[Dataset records]
•••

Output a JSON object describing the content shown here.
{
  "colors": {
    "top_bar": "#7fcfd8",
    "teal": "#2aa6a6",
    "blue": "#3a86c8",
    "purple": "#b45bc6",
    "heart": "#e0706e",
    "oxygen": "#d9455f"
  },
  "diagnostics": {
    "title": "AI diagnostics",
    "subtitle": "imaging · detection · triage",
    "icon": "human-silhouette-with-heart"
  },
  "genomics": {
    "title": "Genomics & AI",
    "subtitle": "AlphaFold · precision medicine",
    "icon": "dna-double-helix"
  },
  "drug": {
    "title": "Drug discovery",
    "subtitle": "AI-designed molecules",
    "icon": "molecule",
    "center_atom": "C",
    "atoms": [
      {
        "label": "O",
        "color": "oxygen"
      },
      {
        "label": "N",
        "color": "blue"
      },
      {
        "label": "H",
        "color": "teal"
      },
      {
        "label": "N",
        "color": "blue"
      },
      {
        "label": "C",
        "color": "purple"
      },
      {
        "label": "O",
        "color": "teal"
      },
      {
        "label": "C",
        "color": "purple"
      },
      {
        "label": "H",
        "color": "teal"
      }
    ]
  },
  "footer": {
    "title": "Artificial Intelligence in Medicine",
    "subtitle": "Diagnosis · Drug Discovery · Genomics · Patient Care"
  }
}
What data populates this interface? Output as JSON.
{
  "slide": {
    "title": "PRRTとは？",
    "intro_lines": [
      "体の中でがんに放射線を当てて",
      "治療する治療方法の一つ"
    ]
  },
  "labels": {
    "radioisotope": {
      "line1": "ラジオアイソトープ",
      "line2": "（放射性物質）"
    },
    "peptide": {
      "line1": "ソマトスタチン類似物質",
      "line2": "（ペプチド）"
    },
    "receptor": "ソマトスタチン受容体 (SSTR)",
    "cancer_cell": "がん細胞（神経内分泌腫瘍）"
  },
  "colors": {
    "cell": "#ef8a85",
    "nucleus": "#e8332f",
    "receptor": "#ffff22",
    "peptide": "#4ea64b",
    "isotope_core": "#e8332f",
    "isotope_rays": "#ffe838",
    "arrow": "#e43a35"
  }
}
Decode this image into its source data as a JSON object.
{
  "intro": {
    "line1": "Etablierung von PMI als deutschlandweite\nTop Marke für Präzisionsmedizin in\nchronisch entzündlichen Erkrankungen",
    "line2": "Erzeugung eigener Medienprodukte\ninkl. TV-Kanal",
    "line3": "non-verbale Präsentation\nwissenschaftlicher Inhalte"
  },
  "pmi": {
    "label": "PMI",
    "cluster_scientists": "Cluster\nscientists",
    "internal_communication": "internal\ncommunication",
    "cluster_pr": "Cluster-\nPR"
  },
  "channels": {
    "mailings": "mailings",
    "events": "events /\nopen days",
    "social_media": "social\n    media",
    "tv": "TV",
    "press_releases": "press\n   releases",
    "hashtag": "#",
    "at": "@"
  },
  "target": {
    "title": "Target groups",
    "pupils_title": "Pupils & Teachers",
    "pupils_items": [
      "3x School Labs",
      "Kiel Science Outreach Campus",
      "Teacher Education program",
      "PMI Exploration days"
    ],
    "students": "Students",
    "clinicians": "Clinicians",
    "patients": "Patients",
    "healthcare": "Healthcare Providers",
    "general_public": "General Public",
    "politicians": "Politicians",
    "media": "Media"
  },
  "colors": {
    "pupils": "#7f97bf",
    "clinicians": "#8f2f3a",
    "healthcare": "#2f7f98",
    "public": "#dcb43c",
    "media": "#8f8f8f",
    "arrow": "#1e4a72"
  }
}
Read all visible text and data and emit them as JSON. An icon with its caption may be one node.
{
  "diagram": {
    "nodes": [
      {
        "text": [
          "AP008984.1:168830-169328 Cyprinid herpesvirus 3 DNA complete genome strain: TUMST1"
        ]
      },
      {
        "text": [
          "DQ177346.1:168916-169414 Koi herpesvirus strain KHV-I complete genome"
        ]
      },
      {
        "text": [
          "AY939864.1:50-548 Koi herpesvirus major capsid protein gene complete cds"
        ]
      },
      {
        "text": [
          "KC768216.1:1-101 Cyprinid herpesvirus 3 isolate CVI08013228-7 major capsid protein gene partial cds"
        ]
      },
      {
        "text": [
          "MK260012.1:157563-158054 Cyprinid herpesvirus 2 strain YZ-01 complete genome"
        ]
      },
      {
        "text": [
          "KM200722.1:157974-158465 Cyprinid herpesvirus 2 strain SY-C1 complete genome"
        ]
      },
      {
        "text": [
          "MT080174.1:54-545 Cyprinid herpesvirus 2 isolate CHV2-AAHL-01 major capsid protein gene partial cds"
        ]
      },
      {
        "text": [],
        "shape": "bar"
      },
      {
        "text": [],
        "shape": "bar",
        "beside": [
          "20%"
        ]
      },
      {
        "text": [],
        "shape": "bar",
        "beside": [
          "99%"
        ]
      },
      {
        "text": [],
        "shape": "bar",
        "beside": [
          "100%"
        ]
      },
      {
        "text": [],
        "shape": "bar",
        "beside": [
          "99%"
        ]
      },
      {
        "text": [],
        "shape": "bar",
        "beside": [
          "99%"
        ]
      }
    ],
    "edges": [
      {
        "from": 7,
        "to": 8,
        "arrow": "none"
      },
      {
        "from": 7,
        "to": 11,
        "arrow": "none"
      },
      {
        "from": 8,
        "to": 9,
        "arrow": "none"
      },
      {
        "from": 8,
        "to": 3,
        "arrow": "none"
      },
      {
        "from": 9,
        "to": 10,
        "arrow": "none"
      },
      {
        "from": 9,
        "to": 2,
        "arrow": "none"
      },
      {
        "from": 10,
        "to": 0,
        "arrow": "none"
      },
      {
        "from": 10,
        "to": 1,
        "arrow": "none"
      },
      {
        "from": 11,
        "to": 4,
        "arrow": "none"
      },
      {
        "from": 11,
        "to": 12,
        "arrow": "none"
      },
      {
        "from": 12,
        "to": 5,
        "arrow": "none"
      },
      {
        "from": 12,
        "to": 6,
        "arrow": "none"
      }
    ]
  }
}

•••

* _WORK TASK_
In full and without change, transcribe every line of the records above.

* _ANSWER SECTION_
Output a JSON object describing the content shown here.
{
  "colors": {
    "top_bar": "#7fcfd8",
    "teal": "#2aa6a6",
    "blue": "#3a86c8",
    "purple": "#b45bc6",
    "heart": "#e0706e",
    "oxygen": "#d9455f"
  },
  "diagnostics": {
    "title": "AI diagnostics",
    "subtitle": "imaging · detection · triage",
    "icon": "human-silhouette-with-heart"
  },
  "genomics": {
    "title": "Genomics & AI",
    "subtitle": "AlphaFold · precision medicine",
    "icon": "dna-double-helix"
  },
  "drug": {
    "title": "Drug discovery",
    "subtitle": "AI-designed molecules",
    "icon": "molecule",
    "center_atom": "C",
    "atoms": [
      {
        "label": "O",
        "color": "oxygen"
      },
      {
        "label": "N",
        "color": "blue"
      },
      {
        "label": "H",
        "color": "teal"
      },
      {
        "label": "N",
        "color": "blue"
      },
      {
        "label": "C",
        "color": "purple"
      },
      {
        "label": "O",
        "color": "teal"
      },
      {
        "label": "C",
        "color": "purple"
      },
      {
        "label": "H",
        "color": "teal"
      }
    ]
  },
  "footer": {
    "title": "Artificial Intelligence in Medicine",
    "subtitle": "Diagnosis · Drug Discovery · Genomics · Patient Care"
  }
}
What data populates this interface? Output as JSON.
{
  "slide": {
    "title": "PRRTとは？",
    "intro_lines": [
      "体の中でがんに放射線を当てて",
      "治療する治療方法の一つ"
    ]
  },
  "labels": {
    "radioisotope": {
      "line1": "ラジオアイソトープ",
      "line2": "（放射性物質）"
    },
    "peptide": {
      "line1": "ソマトスタチン類似物質",
      "line2": "（ペプチド）"
    },
    "receptor": "ソマトスタチン受容体 (SSTR)",
    "cancer_cell": "がん細胞（神経内分泌腫瘍）"
  },
  "colors": {
    "cell": "#ef8a85",
    "nucleus": "#e8332f",
    "receptor": "#ffff22",
    "peptide": "#4ea64b",
    "isotope_core": "#e8332f",
    "isotope_rays": "#ffe838",
    "arrow": "#e43a35"
  }
}
Decode this image into its source data as a JSON object.
{
  "intro": {
    "line1": "Etablierung von PMI als deutschlandweite\nTop Marke für Präzisionsmedizin in\nchronisch entzündlichen Erkrankungen",
    "line2": "Erzeugung eigener Medienprodukte\ninkl. TV-Kanal",
    "line3": "non-verbale Präsentation\nwissenschaftlicher Inhalte"
  },
  "pmi": {
    "label": "PMI",
    "cluster_scientists": "Cluster\nscientists",
    "internal_communication": "internal\ncommunication",
    "cluster_pr": "Cluster-\nPR"
  },
  "channels": {
    "mailings": "mailings",
    "events": "events /\nopen days",
    "social_media": "social\n    media",
    "tv": "TV",
    "press_releases": "press\n   releases",
    "hashtag": "#",
    "at": "@"
  },
  "target": {
    "title": "Target groups",
    "pupils_title": "Pupils & Teachers",
    "pupils_items": [
      "3x School Labs",
      "Kiel Science Outreach Campus",
      "Teacher Education program",
      "PMI Exploration days"
    ],
    "students": "Students",
    "clinicians": "Clinicians",
    "patients": "Patients",
    "healthcare": "Healthcare Providers",
    "general_public": "General Public",
    "politicians": "Politicians",
    "media": "Media"
  },
  "colors": {
    "pupils": "#7f97bf",
    "clinicians": "#8f2f3a",
    "healthcare": "#2f7f98",
    "public": "#dcb43c",
    "media": "#8f8f8f",
    "arrow": "#1e4a72"
  }
}
Read all visible text and data and emit them as JSON. An icon with its caption may be one node.
{
  "diagram": {
    "nodes": [
      {
        "text": [
          "AP008984.1:168830-169328 Cyprinid herpesvirus 3 DNA complete genome strain: TUMST1"
        ]
      },
      {
        "text": [
          "DQ177346.1:168916-169414 Koi herpesvirus strain KHV-I complete genome"
        ]
      },
      {
        "text": [
          "AY939864.1:50-548 Koi herpesvirus major capsid protein gene complete cds"
        ]
      },
      {
        "text": [
          "KC768216.1:1-101 Cyprinid herpesvirus 3 isolate CVI08013228-7 major capsid protein gene partial cds"
        ]
      },
      {
        "text": [
          "MK260012.1:157563-158054 Cyprinid herpesvirus 2 strain YZ-01 complete genome"
        ]
      },
      {
        "text": [
          "KM200722.1:157974-158465 Cyprinid herpesvirus 2 strain SY-C1 complete genome"
        ]
      },
      {
        "text": [
          "MT080174.1:54-545 Cyprinid herpesvirus 2 isolate CHV2-AAHL-01 major capsid protein gene partial cds"
        ]
      },
      {
        "text": [],
        "shape": "bar"
      },
      {
        "text": [],
        "shape": "bar",
        "beside": [
          "20%"
        ]
      },
      {
        "text": [],
        "shape": "bar",
        "beside": [
          "99%"
        ]
      },
      {
        "text": [],
        "shape": "bar",
        "beside": [
          "100%"
        ]
      },
      {
        "text": [],
        "shape": "bar",
        "beside": [
          "99%"
        ]
      },
      {
        "text": [],
        "shape": "bar",
        "beside": [
          "99%"
        ]
      }
    ],
    "edges": [
      {
        "from": 7,
        "to": 8,
        "arrow": "none"
      },
      {
        "from": 7,
        "to": 11,
        "arrow": "none"
      },
      {
        "from": 8,
        "to": 9,
        "arrow": "none"
      },
      {
        "from": 8,
        "to": 3,
        "arrow": "none"
      },
      {
        "from": 9,
        "to": 10,
        "arrow": "none"
      },
      {
        "from": 9,
        "to": 2,
        "arrow": "none"
      },
      {
        "from": 10,
        "to": 0,
        "arrow": "none"
      },
      {
        "from": 10,
        "to": 1,
        "arrow": "none"
      },
      {
        "from": 11,
        "to": 4,
        "arrow": "none"
      },
      {
        "from": 11,
        "to": 12,
        "arrow": "none"
      },
      {
        "from": 12,
        "to": 5,
        "arrow": "none"
      },
      {
        "from": 12,
        "to": 6,
        "arrow": "none"
      }
    ]
  }
}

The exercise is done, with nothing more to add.